# REQUIRED TASK:
Print out every record exactly as it appears.

# RECORDS PROVIDED:

## BEGIN

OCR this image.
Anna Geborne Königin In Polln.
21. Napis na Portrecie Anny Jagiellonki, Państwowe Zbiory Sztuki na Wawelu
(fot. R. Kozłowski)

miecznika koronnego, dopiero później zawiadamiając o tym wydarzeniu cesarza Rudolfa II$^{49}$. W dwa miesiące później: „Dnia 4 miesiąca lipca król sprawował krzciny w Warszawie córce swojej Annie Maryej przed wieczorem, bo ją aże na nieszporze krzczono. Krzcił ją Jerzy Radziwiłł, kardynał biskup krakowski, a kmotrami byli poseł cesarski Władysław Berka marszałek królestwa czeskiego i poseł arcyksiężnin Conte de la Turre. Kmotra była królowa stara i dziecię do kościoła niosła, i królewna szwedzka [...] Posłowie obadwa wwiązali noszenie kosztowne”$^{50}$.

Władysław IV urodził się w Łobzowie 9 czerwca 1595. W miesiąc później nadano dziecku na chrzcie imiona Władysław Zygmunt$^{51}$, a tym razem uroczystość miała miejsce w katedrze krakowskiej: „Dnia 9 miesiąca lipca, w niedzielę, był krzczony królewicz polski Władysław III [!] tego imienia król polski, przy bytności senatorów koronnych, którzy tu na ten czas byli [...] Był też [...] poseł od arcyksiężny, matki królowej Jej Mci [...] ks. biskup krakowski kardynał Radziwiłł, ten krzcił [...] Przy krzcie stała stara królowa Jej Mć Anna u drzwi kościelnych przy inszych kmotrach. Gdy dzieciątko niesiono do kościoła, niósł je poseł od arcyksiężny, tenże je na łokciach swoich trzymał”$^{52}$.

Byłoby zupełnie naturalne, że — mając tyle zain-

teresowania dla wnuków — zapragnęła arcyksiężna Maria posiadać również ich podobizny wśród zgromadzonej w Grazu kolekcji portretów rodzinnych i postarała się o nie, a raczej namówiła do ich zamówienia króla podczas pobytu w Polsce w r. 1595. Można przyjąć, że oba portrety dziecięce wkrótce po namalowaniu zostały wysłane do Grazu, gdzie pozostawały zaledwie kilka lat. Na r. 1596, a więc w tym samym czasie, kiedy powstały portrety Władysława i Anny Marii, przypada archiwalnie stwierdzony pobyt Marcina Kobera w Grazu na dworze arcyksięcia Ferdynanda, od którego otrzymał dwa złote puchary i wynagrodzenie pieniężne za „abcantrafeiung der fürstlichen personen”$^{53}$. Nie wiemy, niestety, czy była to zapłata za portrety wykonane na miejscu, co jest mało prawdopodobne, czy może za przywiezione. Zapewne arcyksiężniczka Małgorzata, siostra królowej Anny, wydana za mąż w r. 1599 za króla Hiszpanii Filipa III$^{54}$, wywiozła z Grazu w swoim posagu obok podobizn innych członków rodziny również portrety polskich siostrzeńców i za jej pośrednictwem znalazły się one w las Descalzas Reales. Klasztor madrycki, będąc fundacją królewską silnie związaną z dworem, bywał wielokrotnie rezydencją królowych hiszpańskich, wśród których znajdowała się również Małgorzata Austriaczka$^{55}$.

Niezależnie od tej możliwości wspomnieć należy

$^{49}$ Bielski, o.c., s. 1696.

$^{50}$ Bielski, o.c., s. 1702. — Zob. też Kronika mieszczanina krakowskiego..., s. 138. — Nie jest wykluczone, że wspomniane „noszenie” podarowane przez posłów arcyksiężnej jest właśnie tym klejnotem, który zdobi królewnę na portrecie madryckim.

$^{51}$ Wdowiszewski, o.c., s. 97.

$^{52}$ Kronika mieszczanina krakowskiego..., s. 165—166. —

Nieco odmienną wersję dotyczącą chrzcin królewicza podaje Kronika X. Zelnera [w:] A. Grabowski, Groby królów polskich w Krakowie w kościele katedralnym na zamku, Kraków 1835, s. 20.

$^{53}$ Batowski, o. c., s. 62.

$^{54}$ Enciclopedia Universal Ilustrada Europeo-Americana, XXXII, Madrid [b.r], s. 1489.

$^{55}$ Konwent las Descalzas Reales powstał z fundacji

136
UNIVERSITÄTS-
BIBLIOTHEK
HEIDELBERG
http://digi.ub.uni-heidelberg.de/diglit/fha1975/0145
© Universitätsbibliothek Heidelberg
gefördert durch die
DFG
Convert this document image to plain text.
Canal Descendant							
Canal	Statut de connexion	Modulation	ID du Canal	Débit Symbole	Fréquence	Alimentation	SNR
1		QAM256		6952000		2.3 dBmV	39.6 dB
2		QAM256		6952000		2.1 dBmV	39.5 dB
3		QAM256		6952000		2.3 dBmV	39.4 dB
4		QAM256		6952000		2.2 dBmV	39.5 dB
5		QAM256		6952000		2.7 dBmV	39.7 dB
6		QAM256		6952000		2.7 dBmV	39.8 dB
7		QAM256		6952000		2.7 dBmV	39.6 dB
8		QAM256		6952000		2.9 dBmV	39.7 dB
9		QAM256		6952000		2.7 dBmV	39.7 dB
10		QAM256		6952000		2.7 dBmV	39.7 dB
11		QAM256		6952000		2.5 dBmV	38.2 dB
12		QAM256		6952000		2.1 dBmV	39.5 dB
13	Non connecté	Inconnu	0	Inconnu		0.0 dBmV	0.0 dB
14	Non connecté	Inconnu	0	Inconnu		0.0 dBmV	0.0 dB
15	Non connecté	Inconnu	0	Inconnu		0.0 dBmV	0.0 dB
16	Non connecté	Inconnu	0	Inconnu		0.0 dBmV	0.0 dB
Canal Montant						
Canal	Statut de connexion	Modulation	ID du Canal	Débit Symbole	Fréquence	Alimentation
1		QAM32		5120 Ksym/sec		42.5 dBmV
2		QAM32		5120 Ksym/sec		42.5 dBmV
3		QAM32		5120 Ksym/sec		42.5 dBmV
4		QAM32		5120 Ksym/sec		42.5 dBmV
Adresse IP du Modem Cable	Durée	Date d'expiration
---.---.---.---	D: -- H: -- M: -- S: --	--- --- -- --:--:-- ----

## END

# TASK RESPONSE:
OCR this image.
Anna Geborne Königin In Polln.
21. Napis na Portrecie Anny Jagiellonki, Państwowe Zbiory Sztuki na Wawelu
(fot. R. Kozłowski)

miecznika koronnego, dopiero później zawiadamiając o tym wydarzeniu cesarza Rudolfa II$^{49}$. W dwa miesiące później: „Dnia 4 miesiąca lipca król sprawował krzciny w Warszawie córce swojej Annie Maryej przed wieczorem, bo ją aże na nieszporze krzczono. Krzcił ją Jerzy Radziwiłł, kardynał biskup krakowski, a kmotrami byli poseł cesarski Władysław Berka marszałek królestwa czeskiego i poseł arcyksiężnin Conte de la Turre. Kmotra była królowa stara i dziecię do kościoła niosła, i królewna szwedzka [...] Posłowie obadwa wwiązali noszenie kosztowne”$^{50}$.

Władysław IV urodził się w Łobzowie 9 czerwca 1595. W miesiąc później nadano dziecku na chrzcie imiona Władysław Zygmunt$^{51}$, a tym razem uroczystość miała miejsce w katedrze krakowskiej: „Dnia 9 miesiąca lipca, w niedzielę, był krzczony królewicz polski Władysław III [!] tego imienia król polski, przy bytności senatorów koronnych, którzy tu na ten czas byli [...] Był też [...] poseł od arcyksiężny, matki królowej Jej Mci [...] ks. biskup krakowski kardynał Radziwiłł, ten krzcił [...] Przy krzcie stała stara królowa Jej Mć Anna u drzwi kościelnych przy inszych kmotrach. Gdy dzieciątko niesiono do kościoła, niósł je poseł od arcyksiężny, tenże je na łokciach swoich trzymał”$^{52}$.

Byłoby zupełnie naturalne, że — mając tyle zain-

teresowania dla wnuków — zapragnęła arcyksiężna Maria posiadać również ich podobizny wśród zgromadzonej w Grazu kolekcji portretów rodzinnych i postarała się o nie, a raczej namówiła do ich zamówienia króla podczas pobytu w Polsce w r. 1595. Można przyjąć, że oba portrety dziecięce wkrótce po namalowaniu zostały wysłane do Grazu, gdzie pozostawały zaledwie kilka lat. Na r. 1596, a więc w tym samym czasie, kiedy powstały portrety Władysława i Anny Marii, przypada archiwalnie stwierdzony pobyt Marcina Kobera w Grazu na dworze arcyksięcia Ferdynanda, od którego otrzymał dwa złote puchary i wynagrodzenie pieniężne za „abcantrafeiung der fürstlichen personen”$^{53}$. Nie wiemy, niestety, czy była to zapłata za portrety wykonane na miejscu, co jest mało prawdopodobne, czy może za przywiezione. Zapewne arcyksiężniczka Małgorzata, siostra królowej Anny, wydana za mąż w r. 1599 za króla Hiszpanii Filipa III$^{54}$, wywiozła z Grazu w swoim posagu obok podobizn innych członków rodziny również portrety polskich siostrzeńców i za jej pośrednictwem znalazły się one w las Descalzas Reales. Klasztor madrycki, będąc fundacją królewską silnie związaną z dworem, bywał wielokrotnie rezydencją królowych hiszpańskich, wśród których znajdowała się również Małgorzata Austriaczka$^{55}$.

Niezależnie od tej możliwości wspomnieć należy

$^{49}$ Bielski, o.c., s. 1696.

$^{50}$ Bielski, o.c., s. 1702. — Zob. też Kronika mieszczanina krakowskiego..., s. 138. — Nie jest wykluczone, że wspomniane „noszenie” podarowane przez posłów arcyksiężnej jest właśnie tym klejnotem, który zdobi królewnę na portrecie madryckim.

$^{51}$ Wdowiszewski, o.c., s. 97.

$^{52}$ Kronika mieszczanina krakowskiego..., s. 165—166. —

Nieco odmienną wersję dotyczącą chrzcin królewicza podaje Kronika X. Zelnera [w:] A. Grabowski, Groby królów polskich w Krakowie w kościele katedralnym na zamku, Kraków 1835, s. 20.

$^{53}$ Batowski, o. c., s. 62.

$^{54}$ Enciclopedia Universal Ilustrada Europeo-Americana, XXXII, Madrid [b.r], s. 1489.

$^{55}$ Konwent las Descalzas Reales powstał z fundacji

136
UNIVERSITÄTS-
BIBLIOTHEK
HEIDELBERG
http://digi.ub.uni-heidelberg.de/diglit/fha1975/0145
© Universitätsbibliothek Heidelberg
gefördert durch die
DFG
Convert this document image to plain text.
Canal Descendant							
Canal	Statut de connexion	Modulation	ID du Canal	Débit Symbole	Fréquence	Alimentation	SNR
1		QAM256		6952000		2.3 dBmV	39.6 dB
2		QAM256		6952000		2.1 dBmV	39.5 dB
3		QAM256		6952000		2.3 dBmV	39.4 dB
4		QAM256		6952000		2.2 dBmV	39.5 dB
5		QAM256		6952000		2.7 dBmV	39.7 dB
6		QAM256		6952000		2.7 dBmV	39.8 dB
7		QAM256		6952000		2.7 dBmV	39.6 dB
8		QAM256		6952000		2.9 dBmV	39.7 dB
9		QAM256		6952000		2.7 dBmV	39.7 dB
10		QAM256		6952000		2.7 dBmV	39.7 dB
11		QAM256		6952000		2.5 dBmV	38.2 dB
12		QAM256		6952000		2.1 dBmV	39.5 dB
13	Non connecté	Inconnu	0	Inconnu		0.0 dBmV	0.0 dB
14	Non connecté	Inconnu	0	Inconnu		0.0 dBmV	0.0 dB
15	Non connecté	Inconnu	0	Inconnu		0.0 dBmV	0.0 dB
16	Non connecté	Inconnu	0	Inconnu		0.0 dBmV	0.0 dB
Canal Montant						
Canal	Statut de connexion	Modulation	ID du Canal	Débit Symbole	Fréquence	Alimentation
1		QAM32		5120 Ksym/sec		42.5 dBmV
2		QAM32		5120 Ksym/sec		42.5 dBmV
3		QAM32		5120 Ksym/sec		42.5 dBmV
4		QAM32		5120 Ksym/sec		42.5 dBmV
Adresse IP du Modem Cable	Durée	Date d'expiration
---.---.---.---	D: -- H: -- M: -- S: --	--- --- -- --:--:-- ----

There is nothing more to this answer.